**** EXERCISE INPUTS ****

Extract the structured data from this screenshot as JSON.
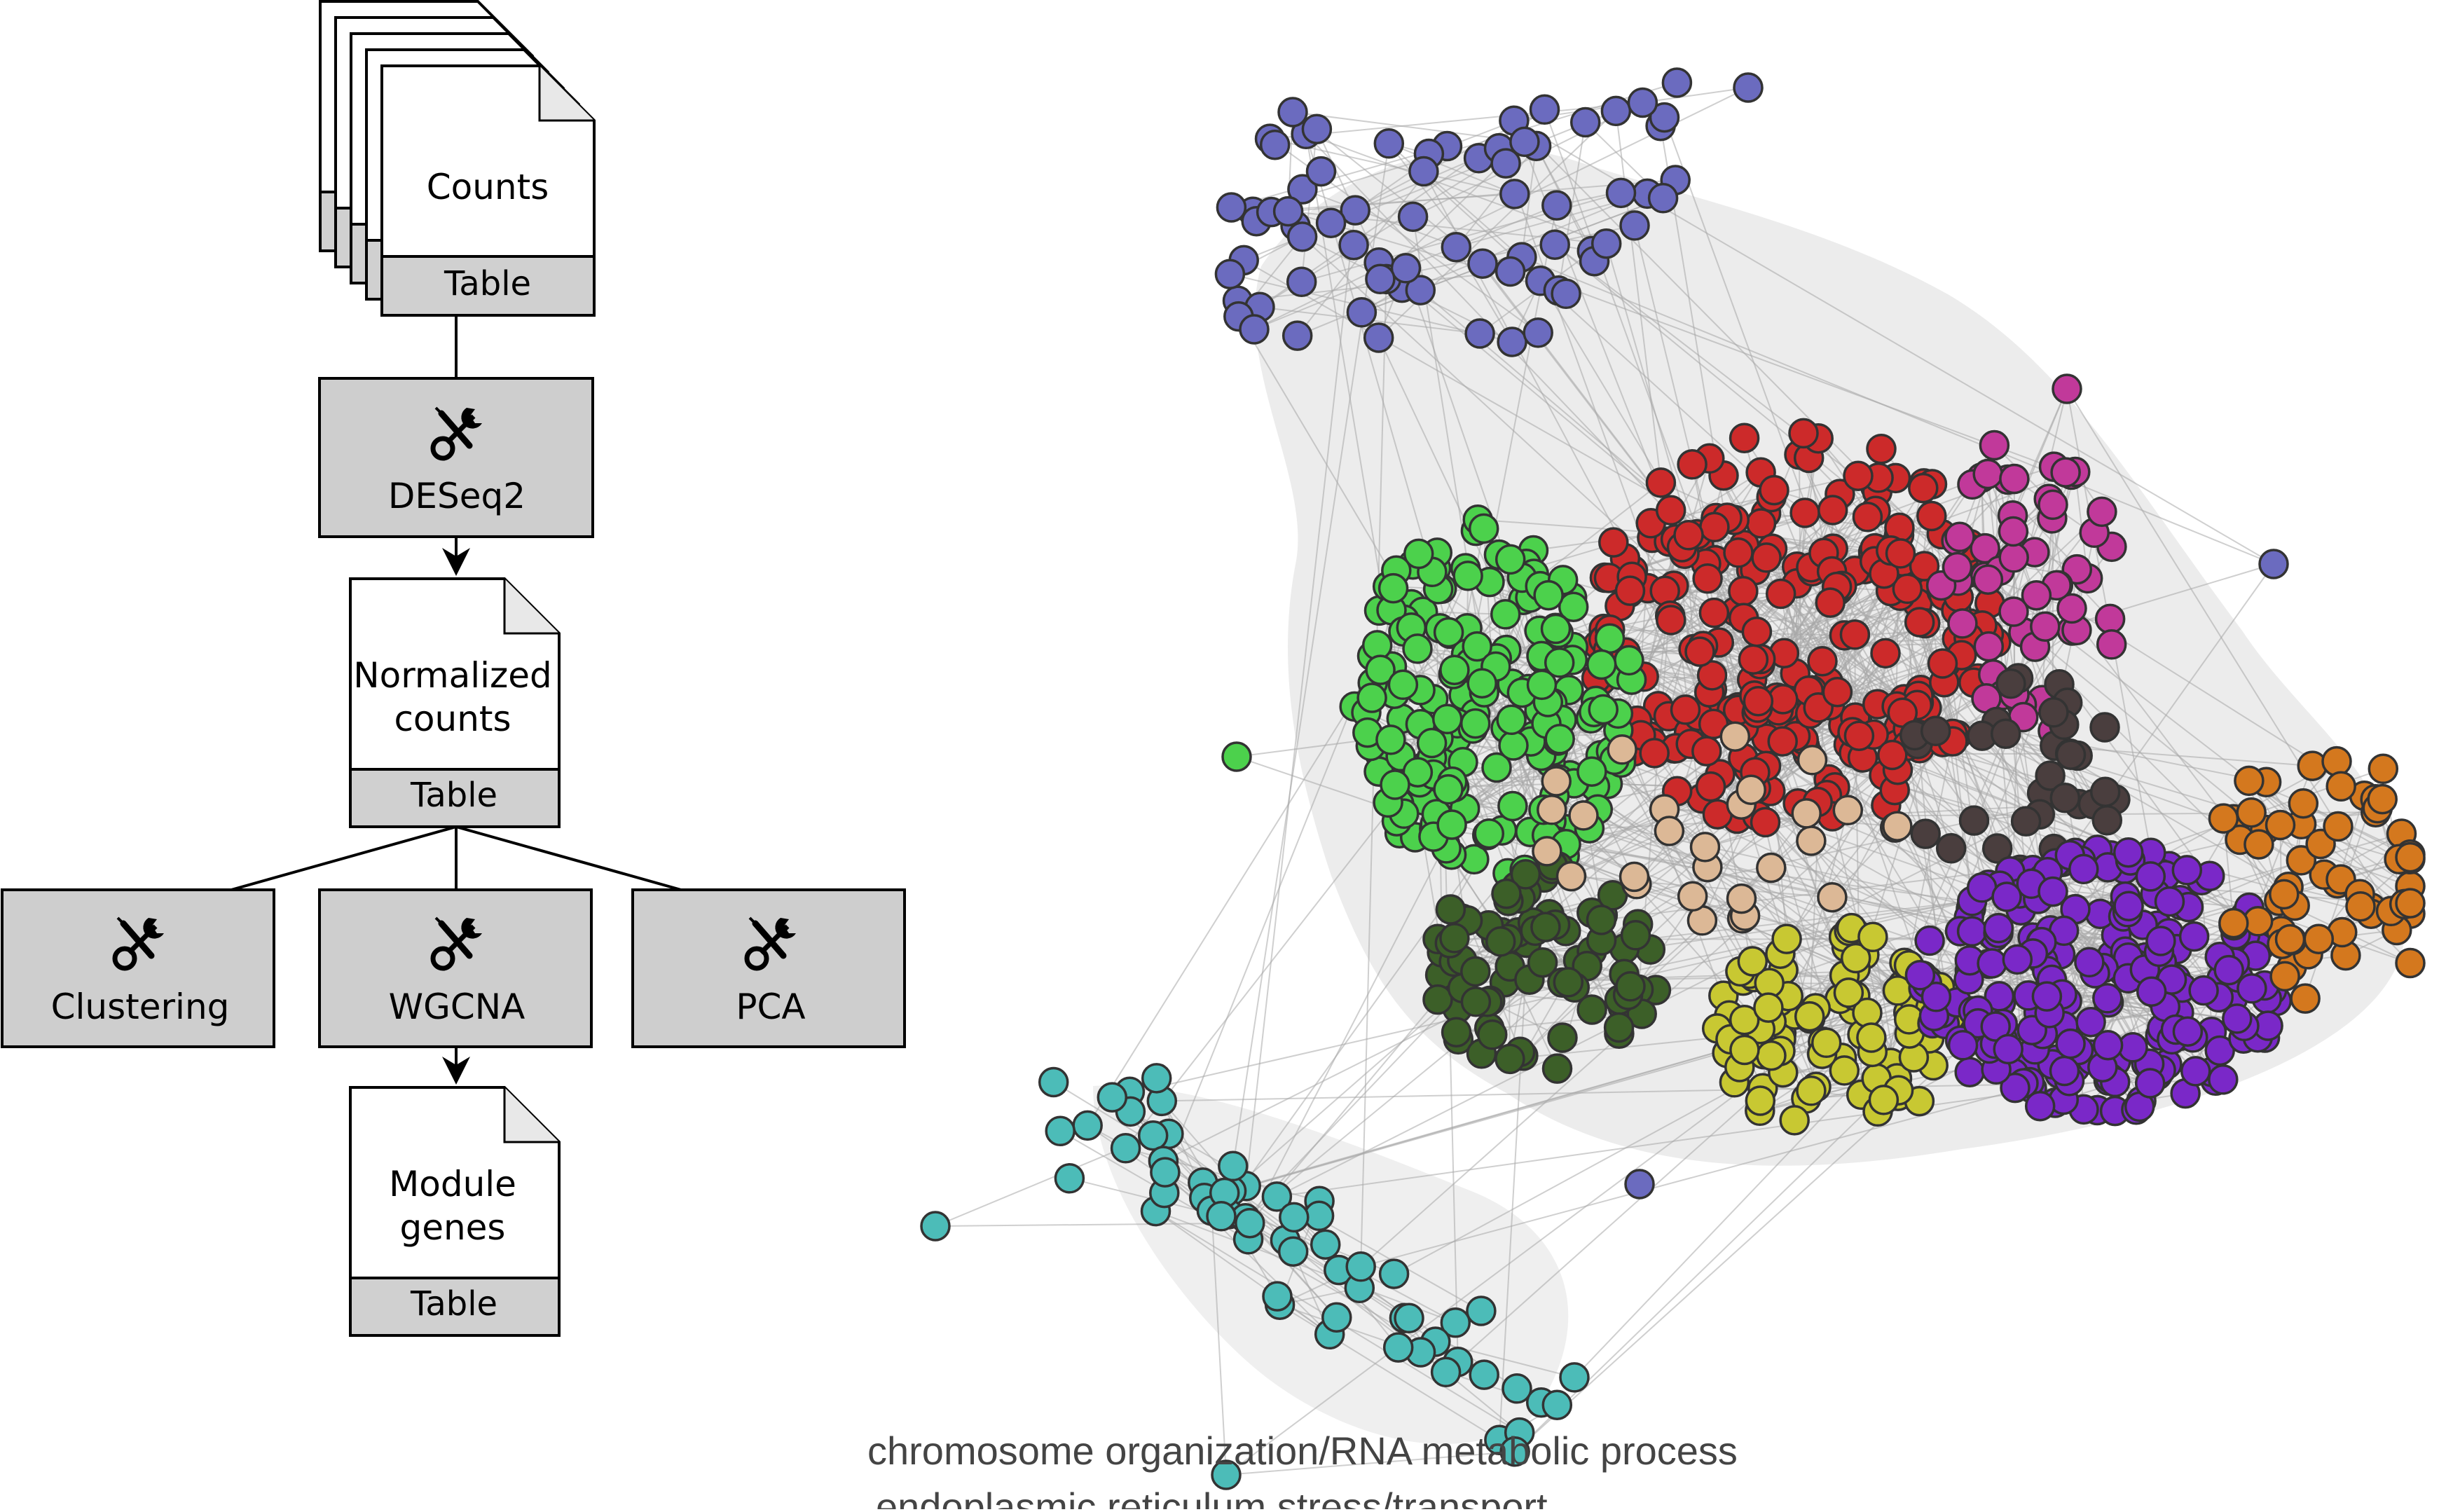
{
  "workflow": {
    "counts": {
      "title": "Counts",
      "type": "Table"
    },
    "deseq2": {
      "label": "DESeq2",
      "icon": "tools-icon"
    },
    "normalized": {
      "line1": "Normalized",
      "line2": "counts",
      "type": "Table"
    },
    "clustering": {
      "label": "Clustering",
      "icon": "tools-icon"
    },
    "wgcna": {
      "label": "WGCNA",
      "icon": "tools-icon"
    },
    "pca": {
      "label": "PCA",
      "icon": "tools-icon"
    },
    "module": {
      "line1": "Module",
      "line2": "genes",
      "type": "Table"
    }
  },
  "network": {
    "modules": [
      {
        "name": "blue",
        "color": "#6b6bbf"
      },
      {
        "name": "red",
        "color": "#cc2a2a"
      },
      {
        "name": "magenta",
        "color": "#c1399a"
      },
      {
        "name": "green",
        "color": "#4cd14c"
      },
      {
        "name": "darkgreen",
        "color": "#3c5f28"
      },
      {
        "name": "tan",
        "color": "#dcb896"
      },
      {
        "name": "darkgray",
        "color": "#4a3e3e"
      },
      {
        "name": "yellow",
        "color": "#c8c832"
      },
      {
        "name": "purple",
        "color": "#7a28c8"
      },
      {
        "name": "orange",
        "color": "#d4781e"
      },
      {
        "name": "turquoise",
        "color": "#4cbcb8"
      }
    ],
    "edge_color": "#a8a8a8",
    "legend": [
      "chromosome organization/RNA metabolic process",
      "endoplasmic reticulum stress/transport"
    ]
  }
}
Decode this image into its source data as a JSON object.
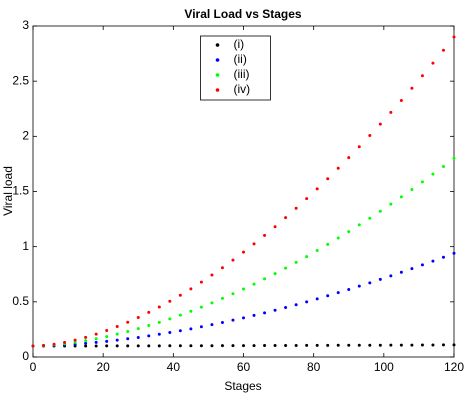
{
  "chart_data": {
    "type": "scatter",
    "title": "Viral Load vs Stages",
    "x_label": "Stages",
    "y_label": "Viral load",
    "x": [
      0,
      3,
      6,
      9,
      12,
      15,
      18,
      21,
      24,
      27,
      30,
      33,
      36,
      39,
      42,
      45,
      48,
      51,
      54,
      57,
      60,
      63,
      66,
      69,
      72,
      75,
      78,
      81,
      84,
      87,
      90,
      93,
      96,
      99,
      102,
      105,
      108,
      111,
      114,
      117,
      120
    ],
    "series": [
      {
        "name": "(i)",
        "color": "#000000",
        "values": [
          0.1,
          0.1,
          0.1,
          0.1,
          0.1,
          0.1,
          0.1,
          0.101,
          0.101,
          0.101,
          0.101,
          0.101,
          0.101,
          0.102,
          0.102,
          0.102,
          0.102,
          0.102,
          0.103,
          0.103,
          0.103,
          0.103,
          0.104,
          0.104,
          0.104,
          0.104,
          0.105,
          0.105,
          0.105,
          0.106,
          0.106,
          0.106,
          0.107,
          0.107,
          0.108,
          0.108,
          0.108,
          0.109,
          0.109,
          0.11,
          0.11
        ]
      },
      {
        "name": "(ii)",
        "color": "#0000ff",
        "values": [
          0.1,
          0.102,
          0.105,
          0.11,
          0.116,
          0.124,
          0.132,
          0.142,
          0.153,
          0.165,
          0.177,
          0.191,
          0.206,
          0.222,
          0.238,
          0.255,
          0.274,
          0.293,
          0.313,
          0.334,
          0.355,
          0.377,
          0.4,
          0.424,
          0.449,
          0.474,
          0.5,
          0.527,
          0.555,
          0.583,
          0.612,
          0.642,
          0.672,
          0.703,
          0.735,
          0.768,
          0.801,
          0.835,
          0.869,
          0.904,
          0.94
        ]
      },
      {
        "name": "(iii)",
        "color": "#00ff00",
        "values": [
          0.1,
          0.103,
          0.11,
          0.12,
          0.132,
          0.148,
          0.165,
          0.185,
          0.207,
          0.231,
          0.257,
          0.285,
          0.314,
          0.346,
          0.379,
          0.415,
          0.452,
          0.49,
          0.531,
          0.573,
          0.616,
          0.661,
          0.708,
          0.756,
          0.806,
          0.858,
          0.91,
          0.965,
          1.021,
          1.078,
          1.136,
          1.197,
          1.258,
          1.321,
          1.386,
          1.451,
          1.518,
          1.587,
          1.657,
          1.727,
          1.8
        ]
      },
      {
        "name": "(iv)",
        "color": "#ff0000",
        "values": [
          0.1,
          0.105,
          0.116,
          0.132,
          0.153,
          0.178,
          0.207,
          0.24,
          0.276,
          0.315,
          0.358,
          0.404,
          0.453,
          0.505,
          0.56,
          0.618,
          0.679,
          0.743,
          0.809,
          0.878,
          0.95,
          1.025,
          1.102,
          1.181,
          1.263,
          1.348,
          1.435,
          1.524,
          1.616,
          1.711,
          1.807,
          1.906,
          2.007,
          2.111,
          2.217,
          2.325,
          2.436,
          2.549,
          2.664,
          2.78,
          2.9
        ]
      }
    ],
    "xlim": [
      0,
      120
    ],
    "xticks": [
      0,
      20,
      40,
      60,
      80,
      100,
      120
    ],
    "ylim": [
      0,
      3
    ],
    "yticks": [
      0,
      0.5,
      1,
      1.5,
      2,
      2.5,
      3
    ],
    "legend": "north"
  }
}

****

PROBLEM TO WORK ON
Your answer should contain all the material above, written out exactly, and none of the pictures.

RESULT BELOW
Extract the structured data from this screenshot as JSON.
{
  "workflow": {
    "counts": {
      "title": "Counts",
      "type": "Table"
    },
    "deseq2": {
      "label": "DESeq2",
      "icon": "tools-icon"
    },
    "normalized": {
      "line1": "Normalized",
      "line2": "counts",
      "type": "Table"
    },
    "clustering": {
      "label": "Clustering",
      "icon": "tools-icon"
    },
    "wgcna": {
      "label": "WGCNA",
      "icon": "tools-icon"
    },
    "pca": {
      "label": "PCA",
      "icon": "tools-icon"
    },
    "module": {
      "line1": "Module",
      "line2": "genes",
      "type": "Table"
    }
  },
  "network": {
    "modules": [
      {
        "name": "blue",
        "color": "#6b6bbf"
      },
      {
        "name": "red",
        "color": "#cc2a2a"
      },
      {
        "name": "magenta",
        "color": "#c1399a"
      },
      {
        "name": "green",
        "color": "#4cd14c"
      },
      {
        "name": "darkgreen",
        "color": "#3c5f28"
      },
      {
        "name": "tan",
        "color": "#dcb896"
      },
      {
        "name": "darkgray",
        "color": "#4a3e3e"
      },
      {
        "name": "yellow",
        "color": "#c8c832"
      },
      {
        "name": "purple",
        "color": "#7a28c8"
      },
      {
        "name": "orange",
        "color": "#d4781e"
      },
      {
        "name": "turquoise",
        "color": "#4cbcb8"
      }
    ],
    "edge_color": "#a8a8a8",
    "legend": [
      "chromosome organization/RNA metabolic process",
      "endoplasmic reticulum stress/transport"
    ]
  }
}
Decode this image into its source data as a JSON object.
{
  "chart_data": {
    "type": "scatter",
    "title": "Viral Load vs Stages",
    "x_label": "Stages",
    "y_label": "Viral load",
    "x": [
      0,
      3,
      6,
      9,
      12,
      15,
      18,
      21,
      24,
      27,
      30,
      33,
      36,
      39,
      42,
      45,
      48,
      51,
      54,
      57,
      60,
      63,
      66,
      69,
      72,
      75,
      78,
      81,
      84,
      87,
      90,
      93,
      96,
      99,
      102,
      105,
      108,
      111,
      114,
      117,
      120
    ],
    "series": [
      {
        "name": "(i)",
        "color": "#000000",
        "values": [
          0.1,
          0.1,
          0.1,
          0.1,
          0.1,
          0.1,
          0.1,
          0.101,
          0.101,
          0.101,
          0.101,
          0.101,
          0.101,
          0.102,
          0.102,
          0.102,
          0.102,
          0.102,
          0.103,
          0.103,
          0.103,
          0.103,
          0.104,
          0.104,
          0.104,
          0.104,
          0.105,
          0.105,
          0.105,
          0.106,
          0.106,
          0.106,
          0.107,
          0.107,
          0.108,
          0.108,
          0.108,
          0.109,
          0.109,
          0.11,
          0.11
        ]
      },
      {
        "name": "(ii)",
        "color": "#0000ff",
        "values": [
          0.1,
          0.102,
          0.105,
          0.11,
          0.116,
          0.124,
          0.132,
          0.142,
          0.153,
          0.165,
          0.177,
          0.191,
          0.206,
          0.222,
          0.238,
          0.255,
          0.274,
          0.293,
          0.313,
          0.334,
          0.355,
          0.377,
          0.4,
          0.424,
          0.449,
          0.474,
          0.5,
          0.527,
          0.555,
          0.583,
          0.612,
          0.642,
          0.672,
          0.703,
          0.735,
          0.768,
          0.801,
          0.835,
          0.869,
          0.904,
          0.94
        ]
      },
      {
        "name": "(iii)",
        "color": "#00ff00",
        "values": [
          0.1,
          0.103,
          0.11,
          0.12,
          0.132,
          0.148,
          0.165,
          0.185,
          0.207,
          0.231,
          0.257,
          0.285,
          0.314,
          0.346,
          0.379,
          0.415,
          0.452,
          0.49,
          0.531,
          0.573,
          0.616,
          0.661,
          0.708,
          0.756,
          0.806,
          0.858,
          0.91,
          0.965,
          1.021,
          1.078,
          1.136,
          1.197,
          1.258,
          1.321,
          1.386,
          1.451,
          1.518,
          1.587,
          1.657,
          1.727,
          1.8
        ]
      },
      {
        "name": "(iv)",
        "color": "#ff0000",
        "values": [
          0.1,
          0.105,
          0.116,
          0.132,
          0.153,
          0.178,
          0.207,
          0.24,
          0.276,
          0.315,
          0.358,
          0.404,
          0.453,
          0.505,
          0.56,
          0.618,
          0.679,
          0.743,
          0.809,
          0.878,
          0.95,
          1.025,
          1.102,
          1.181,
          1.263,
          1.348,
          1.435,
          1.524,
          1.616,
          1.711,
          1.807,
          1.906,
          2.007,
          2.111,
          2.217,
          2.325,
          2.436,
          2.549,
          2.664,
          2.78,
          2.9
        ]
      }
    ],
    "xlim": [
      0,
      120
    ],
    "xticks": [
      0,
      20,
      40,
      60,
      80,
      100,
      120
    ],
    "ylim": [
      0,
      3
    ],
    "yticks": [
      0,
      0.5,
      1,
      1.5,
      2,
      2.5,
      3
    ],
    "legend": "north"
  }
}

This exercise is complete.